## RAW RECORDS
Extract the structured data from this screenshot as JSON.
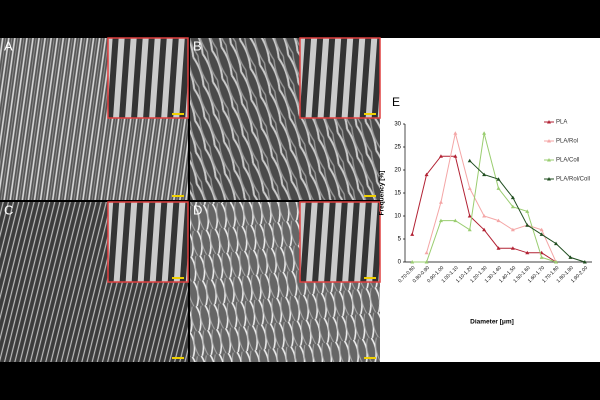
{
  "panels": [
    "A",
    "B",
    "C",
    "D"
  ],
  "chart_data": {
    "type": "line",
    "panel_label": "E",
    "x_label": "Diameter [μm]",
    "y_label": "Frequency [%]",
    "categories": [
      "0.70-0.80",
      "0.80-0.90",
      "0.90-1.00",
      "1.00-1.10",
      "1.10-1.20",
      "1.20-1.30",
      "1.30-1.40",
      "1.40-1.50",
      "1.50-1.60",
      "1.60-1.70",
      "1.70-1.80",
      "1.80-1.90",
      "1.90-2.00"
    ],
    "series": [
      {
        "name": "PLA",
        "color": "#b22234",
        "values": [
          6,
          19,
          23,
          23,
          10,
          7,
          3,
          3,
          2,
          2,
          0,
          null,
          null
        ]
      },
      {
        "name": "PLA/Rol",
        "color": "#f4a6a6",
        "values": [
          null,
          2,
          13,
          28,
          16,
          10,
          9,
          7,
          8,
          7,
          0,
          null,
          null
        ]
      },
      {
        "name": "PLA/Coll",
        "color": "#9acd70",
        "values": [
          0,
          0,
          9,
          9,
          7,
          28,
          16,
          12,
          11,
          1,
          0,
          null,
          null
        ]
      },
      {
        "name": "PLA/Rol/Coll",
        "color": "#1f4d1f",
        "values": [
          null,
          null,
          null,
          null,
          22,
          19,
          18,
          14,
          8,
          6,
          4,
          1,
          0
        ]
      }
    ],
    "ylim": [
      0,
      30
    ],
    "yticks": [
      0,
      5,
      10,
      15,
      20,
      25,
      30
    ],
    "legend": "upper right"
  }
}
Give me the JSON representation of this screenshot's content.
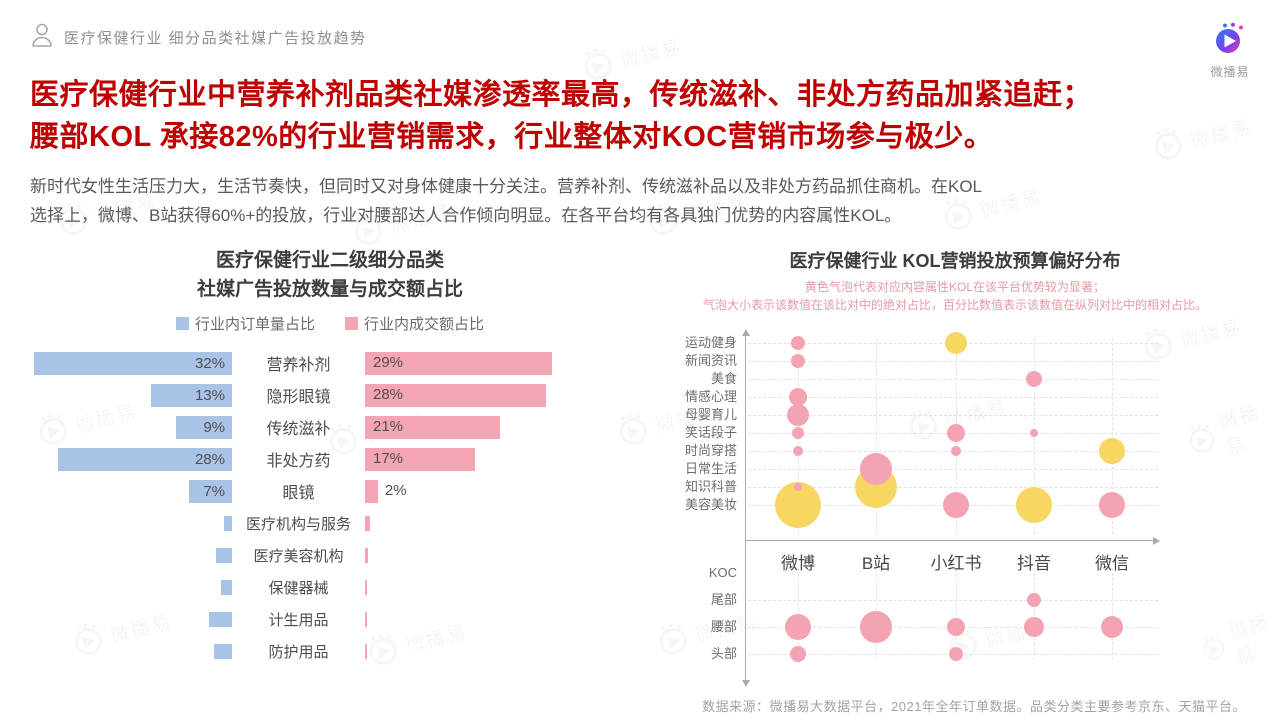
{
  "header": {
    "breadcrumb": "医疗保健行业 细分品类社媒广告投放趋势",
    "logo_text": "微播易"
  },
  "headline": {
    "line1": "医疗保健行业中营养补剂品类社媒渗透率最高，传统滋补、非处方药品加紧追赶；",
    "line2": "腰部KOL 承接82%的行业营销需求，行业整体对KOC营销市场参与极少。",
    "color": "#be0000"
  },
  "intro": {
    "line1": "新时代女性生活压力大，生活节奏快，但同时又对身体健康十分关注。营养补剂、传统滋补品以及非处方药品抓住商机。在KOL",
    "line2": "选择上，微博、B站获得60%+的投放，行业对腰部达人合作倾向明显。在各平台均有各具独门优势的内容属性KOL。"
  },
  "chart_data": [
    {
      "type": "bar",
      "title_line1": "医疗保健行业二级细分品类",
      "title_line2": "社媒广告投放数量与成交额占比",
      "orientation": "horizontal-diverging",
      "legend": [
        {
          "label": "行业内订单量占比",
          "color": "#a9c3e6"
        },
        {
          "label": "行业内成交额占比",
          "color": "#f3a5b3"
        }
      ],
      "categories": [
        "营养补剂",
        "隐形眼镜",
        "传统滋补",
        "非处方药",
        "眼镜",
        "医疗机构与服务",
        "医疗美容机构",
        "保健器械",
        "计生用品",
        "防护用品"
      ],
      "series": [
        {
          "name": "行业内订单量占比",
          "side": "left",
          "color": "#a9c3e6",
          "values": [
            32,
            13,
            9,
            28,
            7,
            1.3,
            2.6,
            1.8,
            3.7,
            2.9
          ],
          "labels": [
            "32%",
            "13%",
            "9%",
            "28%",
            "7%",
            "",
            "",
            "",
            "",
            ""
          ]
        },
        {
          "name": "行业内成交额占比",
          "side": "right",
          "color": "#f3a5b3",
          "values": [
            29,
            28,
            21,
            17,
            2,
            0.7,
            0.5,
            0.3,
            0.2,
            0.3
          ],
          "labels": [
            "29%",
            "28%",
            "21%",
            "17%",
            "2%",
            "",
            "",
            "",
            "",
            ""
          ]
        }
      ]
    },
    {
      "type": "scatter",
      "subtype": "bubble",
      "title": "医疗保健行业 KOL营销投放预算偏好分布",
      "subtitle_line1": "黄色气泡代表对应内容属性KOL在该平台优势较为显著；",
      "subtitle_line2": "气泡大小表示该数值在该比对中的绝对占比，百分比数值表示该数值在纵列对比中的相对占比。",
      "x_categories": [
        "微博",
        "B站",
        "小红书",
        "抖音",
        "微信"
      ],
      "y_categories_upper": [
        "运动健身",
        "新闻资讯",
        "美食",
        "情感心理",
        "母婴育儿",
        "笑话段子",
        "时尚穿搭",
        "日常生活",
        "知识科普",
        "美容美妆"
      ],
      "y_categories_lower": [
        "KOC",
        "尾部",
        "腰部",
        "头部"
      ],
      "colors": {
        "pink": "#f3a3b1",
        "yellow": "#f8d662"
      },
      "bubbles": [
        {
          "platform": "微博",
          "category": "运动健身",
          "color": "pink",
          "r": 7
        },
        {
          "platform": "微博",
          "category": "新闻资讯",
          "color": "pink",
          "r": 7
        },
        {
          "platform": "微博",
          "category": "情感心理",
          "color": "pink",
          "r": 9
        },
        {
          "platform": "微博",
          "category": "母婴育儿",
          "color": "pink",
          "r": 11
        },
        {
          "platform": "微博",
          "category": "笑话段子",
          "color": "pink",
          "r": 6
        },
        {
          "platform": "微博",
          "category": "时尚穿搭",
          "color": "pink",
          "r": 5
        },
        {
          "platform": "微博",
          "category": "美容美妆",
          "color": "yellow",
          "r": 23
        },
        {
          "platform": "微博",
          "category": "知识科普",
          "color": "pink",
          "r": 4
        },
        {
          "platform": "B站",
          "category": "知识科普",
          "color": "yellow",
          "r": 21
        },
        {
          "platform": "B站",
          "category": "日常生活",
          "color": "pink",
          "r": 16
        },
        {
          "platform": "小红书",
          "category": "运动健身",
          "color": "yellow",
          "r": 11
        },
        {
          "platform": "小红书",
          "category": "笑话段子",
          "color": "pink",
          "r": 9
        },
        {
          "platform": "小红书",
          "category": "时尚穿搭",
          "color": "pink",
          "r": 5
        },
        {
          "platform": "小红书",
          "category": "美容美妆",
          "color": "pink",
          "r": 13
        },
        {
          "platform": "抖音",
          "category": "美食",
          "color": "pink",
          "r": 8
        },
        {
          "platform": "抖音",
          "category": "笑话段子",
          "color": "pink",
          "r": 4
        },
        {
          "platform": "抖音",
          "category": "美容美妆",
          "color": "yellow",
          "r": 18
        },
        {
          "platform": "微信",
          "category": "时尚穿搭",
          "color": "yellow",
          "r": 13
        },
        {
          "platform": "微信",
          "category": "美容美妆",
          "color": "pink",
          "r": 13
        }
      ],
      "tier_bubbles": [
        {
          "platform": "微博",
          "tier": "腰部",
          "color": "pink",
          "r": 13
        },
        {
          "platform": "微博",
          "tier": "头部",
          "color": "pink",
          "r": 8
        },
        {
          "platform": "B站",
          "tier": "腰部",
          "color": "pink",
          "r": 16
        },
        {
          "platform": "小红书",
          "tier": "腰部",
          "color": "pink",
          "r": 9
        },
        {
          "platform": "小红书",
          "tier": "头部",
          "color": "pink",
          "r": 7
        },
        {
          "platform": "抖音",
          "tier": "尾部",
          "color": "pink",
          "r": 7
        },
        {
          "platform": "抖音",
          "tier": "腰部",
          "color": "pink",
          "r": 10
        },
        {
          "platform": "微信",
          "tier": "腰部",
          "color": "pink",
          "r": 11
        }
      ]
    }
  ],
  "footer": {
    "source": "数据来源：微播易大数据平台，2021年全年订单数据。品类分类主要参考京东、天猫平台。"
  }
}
---
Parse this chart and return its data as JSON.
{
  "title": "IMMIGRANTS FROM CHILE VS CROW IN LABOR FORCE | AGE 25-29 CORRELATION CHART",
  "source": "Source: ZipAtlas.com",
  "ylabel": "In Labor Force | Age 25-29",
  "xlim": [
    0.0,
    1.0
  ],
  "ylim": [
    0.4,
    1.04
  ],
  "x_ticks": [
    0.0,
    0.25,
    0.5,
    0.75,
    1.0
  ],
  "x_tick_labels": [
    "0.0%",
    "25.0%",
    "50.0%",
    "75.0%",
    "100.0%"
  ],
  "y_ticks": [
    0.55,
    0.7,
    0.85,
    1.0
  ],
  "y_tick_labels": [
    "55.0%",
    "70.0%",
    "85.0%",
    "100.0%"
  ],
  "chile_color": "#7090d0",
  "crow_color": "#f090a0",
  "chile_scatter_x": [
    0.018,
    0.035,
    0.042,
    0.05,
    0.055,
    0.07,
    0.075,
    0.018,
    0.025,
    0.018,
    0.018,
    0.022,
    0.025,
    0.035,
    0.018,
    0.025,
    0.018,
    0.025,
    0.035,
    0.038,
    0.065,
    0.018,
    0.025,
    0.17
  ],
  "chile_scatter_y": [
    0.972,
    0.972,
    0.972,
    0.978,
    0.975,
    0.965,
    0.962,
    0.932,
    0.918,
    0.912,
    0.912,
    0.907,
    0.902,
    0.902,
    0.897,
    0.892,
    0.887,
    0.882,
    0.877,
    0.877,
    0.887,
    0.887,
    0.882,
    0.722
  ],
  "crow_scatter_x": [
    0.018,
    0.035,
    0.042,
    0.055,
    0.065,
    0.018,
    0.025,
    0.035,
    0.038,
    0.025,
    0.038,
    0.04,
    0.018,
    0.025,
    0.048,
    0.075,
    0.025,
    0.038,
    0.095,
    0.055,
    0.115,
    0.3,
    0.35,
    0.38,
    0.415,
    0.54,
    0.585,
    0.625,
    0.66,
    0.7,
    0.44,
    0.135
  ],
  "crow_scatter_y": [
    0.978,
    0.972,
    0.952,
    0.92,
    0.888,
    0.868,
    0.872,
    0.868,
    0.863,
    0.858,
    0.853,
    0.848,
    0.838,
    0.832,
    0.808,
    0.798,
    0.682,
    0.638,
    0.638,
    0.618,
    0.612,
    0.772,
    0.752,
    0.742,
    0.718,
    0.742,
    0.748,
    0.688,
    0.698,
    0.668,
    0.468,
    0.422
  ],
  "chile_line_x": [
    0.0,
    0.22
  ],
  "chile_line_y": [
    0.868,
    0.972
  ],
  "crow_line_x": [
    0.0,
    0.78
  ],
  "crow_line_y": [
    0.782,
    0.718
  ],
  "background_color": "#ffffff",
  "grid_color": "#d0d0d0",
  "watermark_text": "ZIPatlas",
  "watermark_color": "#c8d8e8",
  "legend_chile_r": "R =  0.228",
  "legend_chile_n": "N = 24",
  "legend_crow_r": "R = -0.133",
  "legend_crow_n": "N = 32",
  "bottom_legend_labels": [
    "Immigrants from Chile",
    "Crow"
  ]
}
* * *
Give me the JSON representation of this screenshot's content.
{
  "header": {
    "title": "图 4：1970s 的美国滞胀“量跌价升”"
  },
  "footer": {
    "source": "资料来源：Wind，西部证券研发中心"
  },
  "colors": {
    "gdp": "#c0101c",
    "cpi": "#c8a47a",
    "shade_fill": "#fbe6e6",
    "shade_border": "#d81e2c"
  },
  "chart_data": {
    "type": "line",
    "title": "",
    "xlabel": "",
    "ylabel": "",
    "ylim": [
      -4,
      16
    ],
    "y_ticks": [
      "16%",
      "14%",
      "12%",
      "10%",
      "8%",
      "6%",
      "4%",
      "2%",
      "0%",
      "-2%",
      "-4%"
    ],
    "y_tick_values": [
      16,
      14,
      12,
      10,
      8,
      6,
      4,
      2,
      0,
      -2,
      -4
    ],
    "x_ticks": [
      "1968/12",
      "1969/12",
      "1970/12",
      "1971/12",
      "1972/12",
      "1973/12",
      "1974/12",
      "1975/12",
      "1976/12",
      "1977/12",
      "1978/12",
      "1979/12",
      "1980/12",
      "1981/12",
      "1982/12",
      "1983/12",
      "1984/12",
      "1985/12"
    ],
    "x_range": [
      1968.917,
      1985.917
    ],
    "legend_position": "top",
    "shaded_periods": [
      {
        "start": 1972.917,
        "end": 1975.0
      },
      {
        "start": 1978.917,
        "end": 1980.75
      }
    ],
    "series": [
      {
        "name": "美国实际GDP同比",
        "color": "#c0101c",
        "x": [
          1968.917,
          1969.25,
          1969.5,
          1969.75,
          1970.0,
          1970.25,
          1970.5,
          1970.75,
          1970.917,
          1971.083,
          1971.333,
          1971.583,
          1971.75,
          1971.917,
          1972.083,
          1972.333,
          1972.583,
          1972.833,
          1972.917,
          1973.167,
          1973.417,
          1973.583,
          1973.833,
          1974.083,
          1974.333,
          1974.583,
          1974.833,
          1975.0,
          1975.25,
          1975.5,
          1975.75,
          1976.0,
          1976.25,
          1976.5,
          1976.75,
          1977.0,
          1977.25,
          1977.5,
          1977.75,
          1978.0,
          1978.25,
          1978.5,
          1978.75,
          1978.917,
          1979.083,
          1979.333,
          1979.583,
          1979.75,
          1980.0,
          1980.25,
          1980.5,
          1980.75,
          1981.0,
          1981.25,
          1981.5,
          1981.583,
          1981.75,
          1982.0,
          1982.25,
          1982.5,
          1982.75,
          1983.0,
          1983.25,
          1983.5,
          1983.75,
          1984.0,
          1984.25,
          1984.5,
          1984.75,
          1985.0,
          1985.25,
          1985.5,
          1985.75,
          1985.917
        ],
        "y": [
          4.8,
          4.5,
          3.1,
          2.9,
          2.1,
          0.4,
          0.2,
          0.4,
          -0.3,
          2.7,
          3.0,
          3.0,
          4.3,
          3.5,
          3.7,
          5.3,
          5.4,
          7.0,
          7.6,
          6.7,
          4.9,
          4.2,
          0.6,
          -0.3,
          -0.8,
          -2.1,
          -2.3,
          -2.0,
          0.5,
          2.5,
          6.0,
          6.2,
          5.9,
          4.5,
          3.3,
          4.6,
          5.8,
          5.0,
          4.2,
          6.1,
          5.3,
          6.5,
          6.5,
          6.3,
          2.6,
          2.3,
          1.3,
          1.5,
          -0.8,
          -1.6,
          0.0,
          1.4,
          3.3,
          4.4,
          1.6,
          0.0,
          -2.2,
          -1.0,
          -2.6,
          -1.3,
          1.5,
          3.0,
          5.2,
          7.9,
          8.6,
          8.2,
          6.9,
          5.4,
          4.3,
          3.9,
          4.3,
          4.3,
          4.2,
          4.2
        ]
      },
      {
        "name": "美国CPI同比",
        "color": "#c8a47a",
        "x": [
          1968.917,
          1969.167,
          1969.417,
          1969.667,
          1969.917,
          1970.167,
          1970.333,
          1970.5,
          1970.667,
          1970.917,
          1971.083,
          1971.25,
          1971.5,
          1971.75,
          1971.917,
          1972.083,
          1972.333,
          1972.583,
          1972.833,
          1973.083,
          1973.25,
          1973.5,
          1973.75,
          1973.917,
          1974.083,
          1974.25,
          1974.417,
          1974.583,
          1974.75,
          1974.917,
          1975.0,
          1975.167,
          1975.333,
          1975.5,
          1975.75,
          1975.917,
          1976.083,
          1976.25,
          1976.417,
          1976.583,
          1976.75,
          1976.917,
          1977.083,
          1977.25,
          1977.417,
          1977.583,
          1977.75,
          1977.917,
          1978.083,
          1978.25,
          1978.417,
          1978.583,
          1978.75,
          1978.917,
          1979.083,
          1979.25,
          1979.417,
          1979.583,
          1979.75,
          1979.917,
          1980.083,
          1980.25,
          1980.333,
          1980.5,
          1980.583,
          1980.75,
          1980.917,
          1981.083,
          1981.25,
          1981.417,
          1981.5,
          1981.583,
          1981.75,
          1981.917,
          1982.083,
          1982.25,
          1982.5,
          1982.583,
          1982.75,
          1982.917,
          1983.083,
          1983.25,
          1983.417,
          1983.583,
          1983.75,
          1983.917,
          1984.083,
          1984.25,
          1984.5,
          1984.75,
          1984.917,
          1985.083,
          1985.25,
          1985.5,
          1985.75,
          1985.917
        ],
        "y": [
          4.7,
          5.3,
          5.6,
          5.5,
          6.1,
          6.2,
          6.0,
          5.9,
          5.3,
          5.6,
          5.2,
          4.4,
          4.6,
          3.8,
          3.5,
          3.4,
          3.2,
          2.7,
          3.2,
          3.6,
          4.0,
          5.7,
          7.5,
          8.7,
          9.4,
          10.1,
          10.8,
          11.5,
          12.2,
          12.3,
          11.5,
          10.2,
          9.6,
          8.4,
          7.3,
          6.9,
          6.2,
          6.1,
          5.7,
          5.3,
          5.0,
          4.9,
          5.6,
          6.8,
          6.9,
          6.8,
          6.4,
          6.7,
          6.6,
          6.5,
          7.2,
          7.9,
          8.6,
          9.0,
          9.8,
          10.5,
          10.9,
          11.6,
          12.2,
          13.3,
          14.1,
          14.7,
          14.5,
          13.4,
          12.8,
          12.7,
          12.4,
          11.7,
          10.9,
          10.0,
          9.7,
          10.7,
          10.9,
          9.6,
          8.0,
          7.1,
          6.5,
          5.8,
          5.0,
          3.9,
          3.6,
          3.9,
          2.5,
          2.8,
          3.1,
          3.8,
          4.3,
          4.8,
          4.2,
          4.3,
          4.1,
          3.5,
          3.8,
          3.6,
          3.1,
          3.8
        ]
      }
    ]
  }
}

## WHAT IS EXPECTED
Go over the data above and copy every line that has the word "name" in it.

## ANSWER BELOW
        "name": "PLA",
        "name": "PLA/Rol",
        "name": "PLA/Coll",
        "name": "PLA/Rol/Coll",
          "name": "行业内订单量占比",
          "name": "行业内成交额占比",
        "name": "美国实际GDP同比",
        "name": "美国CPI同比",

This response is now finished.